• _Stated exercise_:
Exactly as given, repeat all of the entries.

• _Data supplied_:
━━━━━━━━━━

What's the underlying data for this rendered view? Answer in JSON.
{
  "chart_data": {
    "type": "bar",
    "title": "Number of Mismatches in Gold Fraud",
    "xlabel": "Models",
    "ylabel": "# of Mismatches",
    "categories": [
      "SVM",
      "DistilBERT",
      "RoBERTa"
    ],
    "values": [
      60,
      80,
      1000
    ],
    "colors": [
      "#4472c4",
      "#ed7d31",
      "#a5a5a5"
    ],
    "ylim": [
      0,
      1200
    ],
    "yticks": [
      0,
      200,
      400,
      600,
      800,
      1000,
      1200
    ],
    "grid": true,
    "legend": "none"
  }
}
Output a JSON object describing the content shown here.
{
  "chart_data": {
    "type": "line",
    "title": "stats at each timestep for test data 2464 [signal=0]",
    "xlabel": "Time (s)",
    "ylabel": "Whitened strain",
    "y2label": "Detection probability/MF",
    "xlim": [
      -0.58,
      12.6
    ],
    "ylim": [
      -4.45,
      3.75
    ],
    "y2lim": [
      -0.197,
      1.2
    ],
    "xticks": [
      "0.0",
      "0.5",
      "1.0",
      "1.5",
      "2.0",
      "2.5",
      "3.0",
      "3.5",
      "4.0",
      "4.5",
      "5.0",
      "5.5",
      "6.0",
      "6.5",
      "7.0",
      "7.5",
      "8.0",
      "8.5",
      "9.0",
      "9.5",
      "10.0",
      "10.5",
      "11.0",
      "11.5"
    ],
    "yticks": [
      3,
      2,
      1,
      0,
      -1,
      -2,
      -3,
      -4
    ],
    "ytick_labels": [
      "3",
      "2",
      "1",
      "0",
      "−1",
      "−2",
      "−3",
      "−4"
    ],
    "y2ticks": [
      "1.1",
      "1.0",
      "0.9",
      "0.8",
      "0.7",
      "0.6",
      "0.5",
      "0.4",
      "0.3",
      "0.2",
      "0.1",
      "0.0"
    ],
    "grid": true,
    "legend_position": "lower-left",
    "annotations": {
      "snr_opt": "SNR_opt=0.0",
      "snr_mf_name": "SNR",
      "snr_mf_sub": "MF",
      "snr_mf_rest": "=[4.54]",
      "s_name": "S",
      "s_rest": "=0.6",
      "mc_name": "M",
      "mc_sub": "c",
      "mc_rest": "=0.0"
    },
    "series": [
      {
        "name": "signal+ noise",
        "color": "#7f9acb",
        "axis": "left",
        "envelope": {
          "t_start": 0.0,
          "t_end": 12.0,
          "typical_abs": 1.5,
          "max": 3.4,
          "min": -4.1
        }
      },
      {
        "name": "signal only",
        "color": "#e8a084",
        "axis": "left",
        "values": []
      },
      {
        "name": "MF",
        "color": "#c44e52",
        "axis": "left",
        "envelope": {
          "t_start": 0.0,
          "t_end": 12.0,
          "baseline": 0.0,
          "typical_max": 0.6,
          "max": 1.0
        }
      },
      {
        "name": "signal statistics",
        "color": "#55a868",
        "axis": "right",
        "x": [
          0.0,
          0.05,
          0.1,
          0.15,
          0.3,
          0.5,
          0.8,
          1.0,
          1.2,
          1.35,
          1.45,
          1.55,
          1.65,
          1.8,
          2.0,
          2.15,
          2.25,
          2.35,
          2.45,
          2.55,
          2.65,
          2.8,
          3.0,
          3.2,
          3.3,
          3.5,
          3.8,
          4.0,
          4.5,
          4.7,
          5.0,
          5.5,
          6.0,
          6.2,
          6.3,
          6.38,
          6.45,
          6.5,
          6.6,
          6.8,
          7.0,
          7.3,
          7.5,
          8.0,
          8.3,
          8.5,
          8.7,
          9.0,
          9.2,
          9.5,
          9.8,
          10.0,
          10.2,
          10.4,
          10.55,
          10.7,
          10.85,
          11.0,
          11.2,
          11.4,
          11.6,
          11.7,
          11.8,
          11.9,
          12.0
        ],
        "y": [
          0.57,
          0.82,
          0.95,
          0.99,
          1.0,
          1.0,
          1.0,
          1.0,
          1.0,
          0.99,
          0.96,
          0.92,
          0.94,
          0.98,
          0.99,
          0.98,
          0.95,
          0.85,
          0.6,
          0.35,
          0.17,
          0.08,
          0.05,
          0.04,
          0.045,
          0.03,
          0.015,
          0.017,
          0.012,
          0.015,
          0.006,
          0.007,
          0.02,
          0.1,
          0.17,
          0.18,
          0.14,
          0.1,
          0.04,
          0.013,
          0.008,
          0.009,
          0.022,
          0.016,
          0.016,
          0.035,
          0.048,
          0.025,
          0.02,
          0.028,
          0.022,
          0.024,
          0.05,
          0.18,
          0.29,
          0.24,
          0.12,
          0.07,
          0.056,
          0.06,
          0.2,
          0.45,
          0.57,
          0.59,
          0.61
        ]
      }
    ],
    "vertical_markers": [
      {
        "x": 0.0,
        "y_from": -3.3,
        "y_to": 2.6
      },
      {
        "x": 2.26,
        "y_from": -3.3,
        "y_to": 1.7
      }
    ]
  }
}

━━━━━━━━━━

• _The answer_:
What's the underlying data for this rendered view? Answer in JSON.
{
  "chart_data": {
    "type": "bar",
    "title": "Number of Mismatches in Gold Fraud",
    "xlabel": "Models",
    "ylabel": "# of Mismatches",
    "categories": [
      "SVM",
      "DistilBERT",
      "RoBERTa"
    ],
    "values": [
      60,
      80,
      1000
    ],
    "colors": [
      "#4472c4",
      "#ed7d31",
      "#a5a5a5"
    ],
    "ylim": [
      0,
      1200
    ],
    "yticks": [
      0,
      200,
      400,
      600,
      800,
      1000,
      1200
    ],
    "grid": true,
    "legend": "none"
  }
}
Output a JSON object describing the content shown here.
{
  "chart_data": {
    "type": "line",
    "title": "stats at each timestep for test data 2464 [signal=0]",
    "xlabel": "Time (s)",
    "ylabel": "Whitened strain",
    "y2label": "Detection probability/MF",
    "xlim": [
      -0.58,
      12.6
    ],
    "ylim": [
      -4.45,
      3.75
    ],
    "y2lim": [
      -0.197,
      1.2
    ],
    "xticks": [
      "0.0",
      "0.5",
      "1.0",
      "1.5",
      "2.0",
      "2.5",
      "3.0",
      "3.5",
      "4.0",
      "4.5",
      "5.0",
      "5.5",
      "6.0",
      "6.5",
      "7.0",
      "7.5",
      "8.0",
      "8.5",
      "9.0",
      "9.5",
      "10.0",
      "10.5",
      "11.0",
      "11.5"
    ],
    "yticks": [
      3,
      2,
      1,
      0,
      -1,
      -2,
      -3,
      -4
    ],
    "ytick_labels": [
      "3",
      "2",
      "1",
      "0",
      "−1",
      "−2",
      "−3",
      "−4"
    ],
    "y2ticks": [
      "1.1",
      "1.0",
      "0.9",
      "0.8",
      "0.7",
      "0.6",
      "0.5",
      "0.4",
      "0.3",
      "0.2",
      "0.1",
      "0.0"
    ],
    "grid": true,
    "legend_position": "lower-left",
    "annotations": {
      "snr_opt": "SNR_opt=0.0",
      "snr_mf_name": "SNR",
      "snr_mf_sub": "MF",
      "snr_mf_rest": "=[4.54]",
      "s_name": "S",
      "s_rest": "=0.6",
      "mc_name": "M",
      "mc_sub": "c",
      "mc_rest": "=0.0"
    },
    "series": [
      {
        "name": "signal+ noise",
        "color": "#7f9acb",
        "axis": "left",
        "envelope": {
          "t_start": 0.0,
          "t_end": 12.0,
          "typical_abs": 1.5,
          "max": 3.4,
          "min": -4.1
        }
      },
      {
        "name": "signal only",
        "color": "#e8a084",
        "axis": "left",
        "values": []
      },
      {
        "name": "MF",
        "color": "#c44e52",
        "axis": "left",
        "envelope": {
          "t_start": 0.0,
          "t_end": 12.0,
          "baseline": 0.0,
          "typical_max": 0.6,
          "max": 1.0
        }
      },
      {
        "name": "signal statistics",
        "color": "#55a868",
        "axis": "right",
        "x": [
          0.0,
          0.05,
          0.1,
          0.15,
          0.3,
          0.5,
          0.8,
          1.0,
          1.2,
          1.35,
          1.45,
          1.55,
          1.65,
          1.8,
          2.0,
          2.15,
          2.25,
          2.35,
          2.45,
          2.55,
          2.65,
          2.8,
          3.0,
          3.2,
          3.3,
          3.5,
          3.8,
          4.0,
          4.5,
          4.7,
          5.0,
          5.5,
          6.0,
          6.2,
          6.3,
          6.38,
          6.45,
          6.5,
          6.6,
          6.8,
          7.0,
          7.3,
          7.5,
          8.0,
          8.3,
          8.5,
          8.7,
          9.0,
          9.2,
          9.5,
          9.8,
          10.0,
          10.2,
          10.4,
          10.55,
          10.7,
          10.85,
          11.0,
          11.2,
          11.4,
          11.6,
          11.7,
          11.8,
          11.9,
          12.0
        ],
        "y": [
          0.57,
          0.82,
          0.95,
          0.99,
          1.0,
          1.0,
          1.0,
          1.0,
          1.0,
          0.99,
          0.96,
          0.92,
          0.94,
          0.98,
          0.99,
          0.98,
          0.95,
          0.85,
          0.6,
          0.35,
          0.17,
          0.08,
          0.05,
          0.04,
          0.045,
          0.03,
          0.015,
          0.017,
          0.012,
          0.015,
          0.006,
          0.007,
          0.02,
          0.1,
          0.17,
          0.18,
          0.14,
          0.1,
          0.04,
          0.013,
          0.008,
          0.009,
          0.022,
          0.016,
          0.016,
          0.035,
          0.048,
          0.025,
          0.02,
          0.028,
          0.022,
          0.024,
          0.05,
          0.18,
          0.29,
          0.24,
          0.12,
          0.07,
          0.056,
          0.06,
          0.2,
          0.45,
          0.57,
          0.59,
          0.61
        ]
      }
    ],
    "vertical_markers": [
      {
        "x": 0.0,
        "y_from": -3.3,
        "y_to": 2.6
      },
      {
        "x": 2.26,
        "y_from": -3.3,
        "y_to": 1.7
      }
    ]
  }
}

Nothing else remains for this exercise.